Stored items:

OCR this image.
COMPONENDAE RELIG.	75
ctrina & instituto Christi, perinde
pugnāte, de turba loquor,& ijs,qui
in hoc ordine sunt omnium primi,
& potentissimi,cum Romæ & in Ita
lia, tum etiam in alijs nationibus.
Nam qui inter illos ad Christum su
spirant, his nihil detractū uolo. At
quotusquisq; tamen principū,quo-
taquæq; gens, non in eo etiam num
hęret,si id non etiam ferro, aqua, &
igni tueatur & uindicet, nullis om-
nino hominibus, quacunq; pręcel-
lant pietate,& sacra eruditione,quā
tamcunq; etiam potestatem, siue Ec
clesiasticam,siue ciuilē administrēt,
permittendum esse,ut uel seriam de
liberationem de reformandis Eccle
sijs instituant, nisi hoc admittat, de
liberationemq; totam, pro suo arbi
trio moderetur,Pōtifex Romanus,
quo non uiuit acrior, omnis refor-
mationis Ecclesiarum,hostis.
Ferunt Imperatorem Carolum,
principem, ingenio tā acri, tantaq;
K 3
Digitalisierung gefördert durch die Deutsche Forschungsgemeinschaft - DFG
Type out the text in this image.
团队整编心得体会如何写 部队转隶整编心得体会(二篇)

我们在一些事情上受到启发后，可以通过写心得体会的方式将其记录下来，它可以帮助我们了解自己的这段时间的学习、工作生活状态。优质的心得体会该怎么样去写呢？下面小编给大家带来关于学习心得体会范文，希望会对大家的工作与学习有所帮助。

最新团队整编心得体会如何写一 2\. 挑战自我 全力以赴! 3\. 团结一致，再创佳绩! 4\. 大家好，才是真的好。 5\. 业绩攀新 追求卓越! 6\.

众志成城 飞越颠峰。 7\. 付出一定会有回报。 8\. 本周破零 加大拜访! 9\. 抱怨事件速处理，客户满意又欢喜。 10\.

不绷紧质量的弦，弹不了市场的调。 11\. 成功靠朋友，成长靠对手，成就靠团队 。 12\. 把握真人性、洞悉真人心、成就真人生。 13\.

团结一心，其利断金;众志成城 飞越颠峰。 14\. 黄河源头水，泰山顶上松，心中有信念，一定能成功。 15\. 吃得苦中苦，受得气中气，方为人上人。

Problem details:
Copy every line of the records word for word.

Answer to this exercise:
OCR this image.
COMPONENDAE RELIG.	75
ctrina & instituto Christi, perinde
pugnāte, de turba loquor,& ijs,qui
in hoc ordine sunt omnium primi,
& potentissimi,cum Romæ & in Ita
lia, tum etiam in alijs nationibus.
Nam qui inter illos ad Christum su
spirant, his nihil detractū uolo. At
quotusquisq; tamen principū,quo-
taquæq; gens, non in eo etiam num
hęret,si id non etiam ferro, aqua, &
igni tueatur & uindicet, nullis om-
nino hominibus, quacunq; pręcel-
lant pietate,& sacra eruditione,quā
tamcunq; etiam potestatem, siue Ec
clesiasticam,siue ciuilē administrēt,
permittendum esse,ut uel seriam de
liberationem de reformandis Eccle
sijs instituant, nisi hoc admittat, de
liberationemq; totam, pro suo arbi
trio moderetur,Pōtifex Romanus,
quo non uiuit acrior, omnis refor-
mationis Ecclesiarum,hostis.
Ferunt Imperatorem Carolum,
principem, ingenio tā acri, tantaq;
K 3
Digitalisierung gefördert durch die Deutsche Forschungsgemeinschaft - DFG
Type out the text in this image.
团队整编心得体会如何写 部队转隶整编心得体会(二篇)

我们在一些事情上受到启发后，可以通过写心得体会的方式将其记录下来，它可以帮助我们了解自己的这段时间的学习、工作生活状态。优质的心得体会该怎么样去写呢？下面小编给大家带来关于学习心得体会范文，希望会对大家的工作与学习有所帮助。

最新团队整编心得体会如何写一 2\. 挑战自我 全力以赴! 3\. 团结一致，再创佳绩! 4\. 大家好，才是真的好。 5\. 业绩攀新 追求卓越! 6\.

众志成城 飞越颠峰。 7\. 付出一定会有回报。 8\. 本周破零 加大拜访! 9\. 抱怨事件速处理，客户满意又欢喜。 10\.

不绷紧质量的弦，弹不了市场的调。 11\. 成功靠朋友，成长靠对手，成就靠团队 。 12\. 把握真人性、洞悉真人心、成就真人生。 13\.

团结一心，其利断金;众志成城 飞越颠峰。 14\. 黄河源头水，泰山顶上松，心中有信念，一定能成功。 15\. 吃得苦中苦，受得气中气，方为人上人。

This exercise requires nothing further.